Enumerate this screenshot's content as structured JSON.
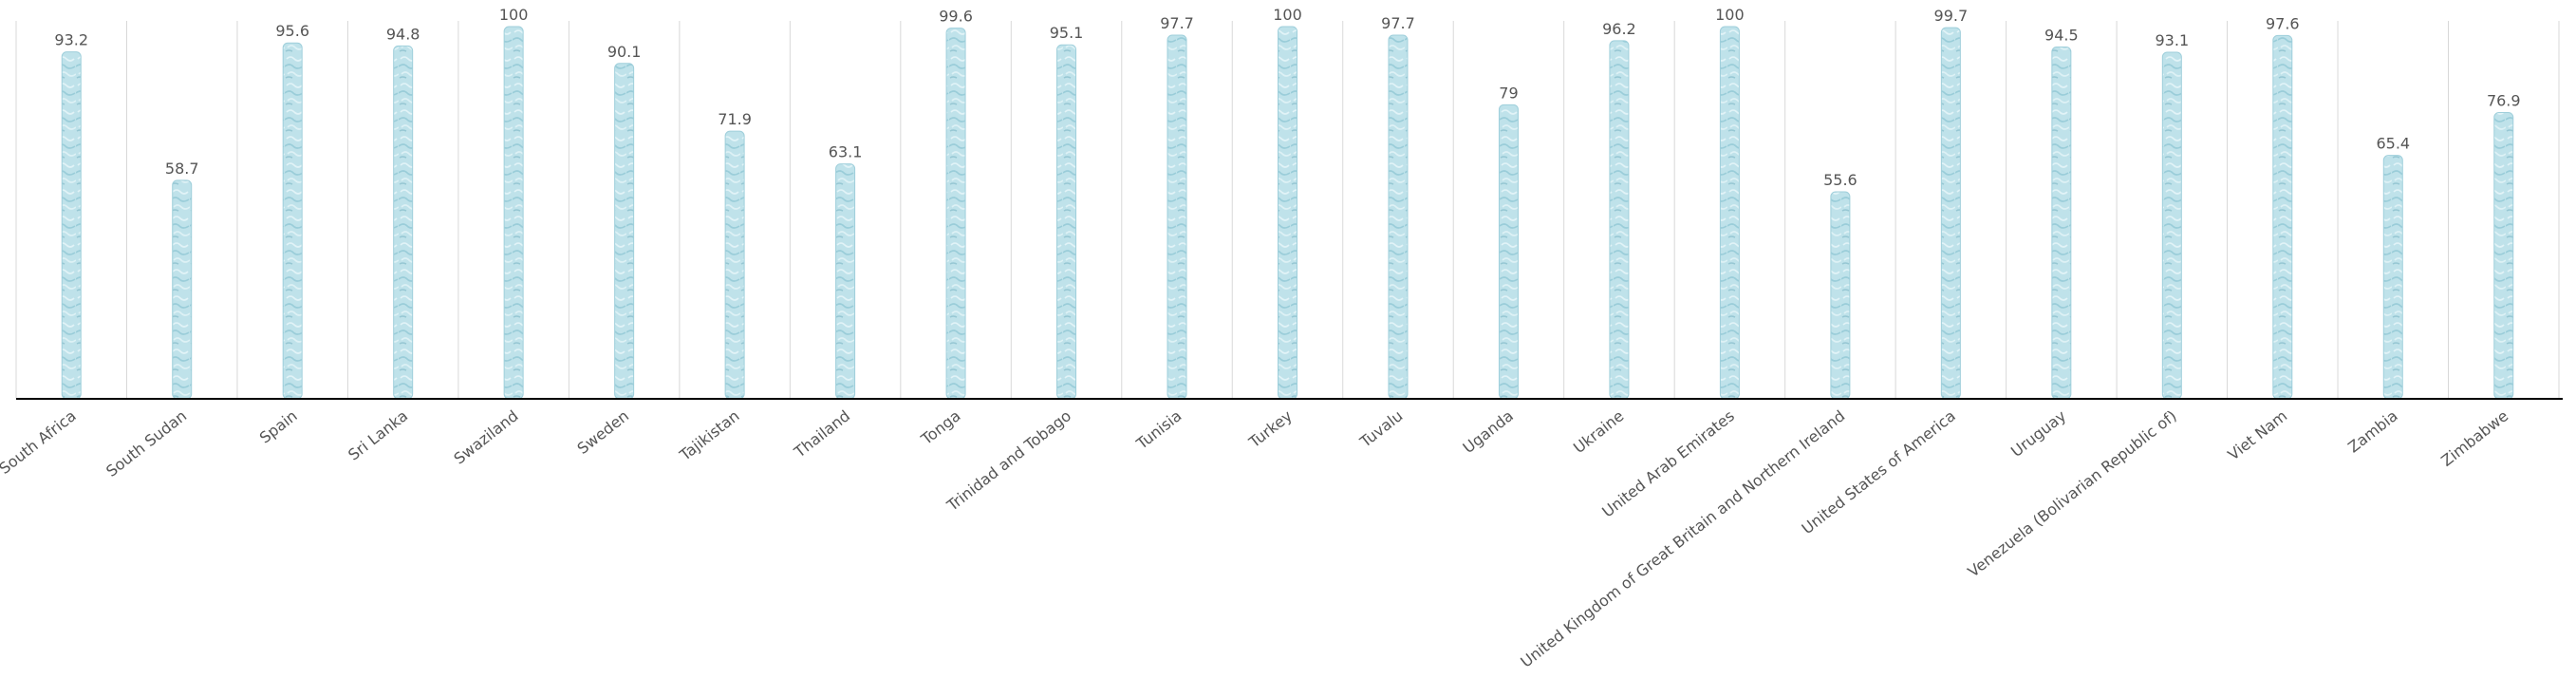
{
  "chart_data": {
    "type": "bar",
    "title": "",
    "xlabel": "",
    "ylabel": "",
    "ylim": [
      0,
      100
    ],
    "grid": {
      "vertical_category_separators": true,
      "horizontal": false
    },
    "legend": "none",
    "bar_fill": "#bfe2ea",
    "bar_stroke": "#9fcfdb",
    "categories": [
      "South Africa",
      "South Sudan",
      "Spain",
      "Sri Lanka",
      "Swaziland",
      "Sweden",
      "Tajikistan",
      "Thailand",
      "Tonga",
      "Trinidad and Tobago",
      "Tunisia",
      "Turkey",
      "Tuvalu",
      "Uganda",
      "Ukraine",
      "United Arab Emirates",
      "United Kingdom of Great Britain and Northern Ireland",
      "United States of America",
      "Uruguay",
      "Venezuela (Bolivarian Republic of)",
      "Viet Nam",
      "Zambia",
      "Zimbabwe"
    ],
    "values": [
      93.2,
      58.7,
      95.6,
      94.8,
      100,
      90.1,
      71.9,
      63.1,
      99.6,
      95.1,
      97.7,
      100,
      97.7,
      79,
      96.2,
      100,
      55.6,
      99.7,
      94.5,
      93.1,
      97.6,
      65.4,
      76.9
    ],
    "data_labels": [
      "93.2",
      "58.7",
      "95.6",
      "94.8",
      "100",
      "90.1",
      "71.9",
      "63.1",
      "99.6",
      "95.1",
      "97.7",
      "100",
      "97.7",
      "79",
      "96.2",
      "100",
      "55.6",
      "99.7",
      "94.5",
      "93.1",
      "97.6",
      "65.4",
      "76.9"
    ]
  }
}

* [Directive] Write every entry out again exactly, dropping the pictures.

* [Exercise solution]
Enumerate this screenshot's content as structured JSON.
{
  "chart_data": {
    "type": "bar",
    "title": "",
    "xlabel": "",
    "ylabel": "",
    "ylim": [
      0,
      100
    ],
    "grid": {
      "vertical_category_separators": true,
      "horizontal": false
    },
    "legend": "none",
    "bar_fill": "#bfe2ea",
    "bar_stroke": "#9fcfdb",
    "categories": [
      "South Africa",
      "South Sudan",
      "Spain",
      "Sri Lanka",
      "Swaziland",
      "Sweden",
      "Tajikistan",
      "Thailand",
      "Tonga",
      "Trinidad and Tobago",
      "Tunisia",
      "Turkey",
      "Tuvalu",
      "Uganda",
      "Ukraine",
      "United Arab Emirates",
      "United Kingdom of Great Britain and Northern Ireland",
      "United States of America",
      "Uruguay",
      "Venezuela (Bolivarian Republic of)",
      "Viet Nam",
      "Zambia",
      "Zimbabwe"
    ],
    "values": [
      93.2,
      58.7,
      95.6,
      94.8,
      100,
      90.1,
      71.9,
      63.1,
      99.6,
      95.1,
      97.7,
      100,
      97.7,
      79,
      96.2,
      100,
      55.6,
      99.7,
      94.5,
      93.1,
      97.6,
      65.4,
      76.9
    ],
    "data_labels": [
      "93.2",
      "58.7",
      "95.6",
      "94.8",
      "100",
      "90.1",
      "71.9",
      "63.1",
      "99.6",
      "95.1",
      "97.7",
      "100",
      "97.7",
      "79",
      "96.2",
      "100",
      "55.6",
      "99.7",
      "94.5",
      "93.1",
      "97.6",
      "65.4",
      "76.9"
    ]
  }
}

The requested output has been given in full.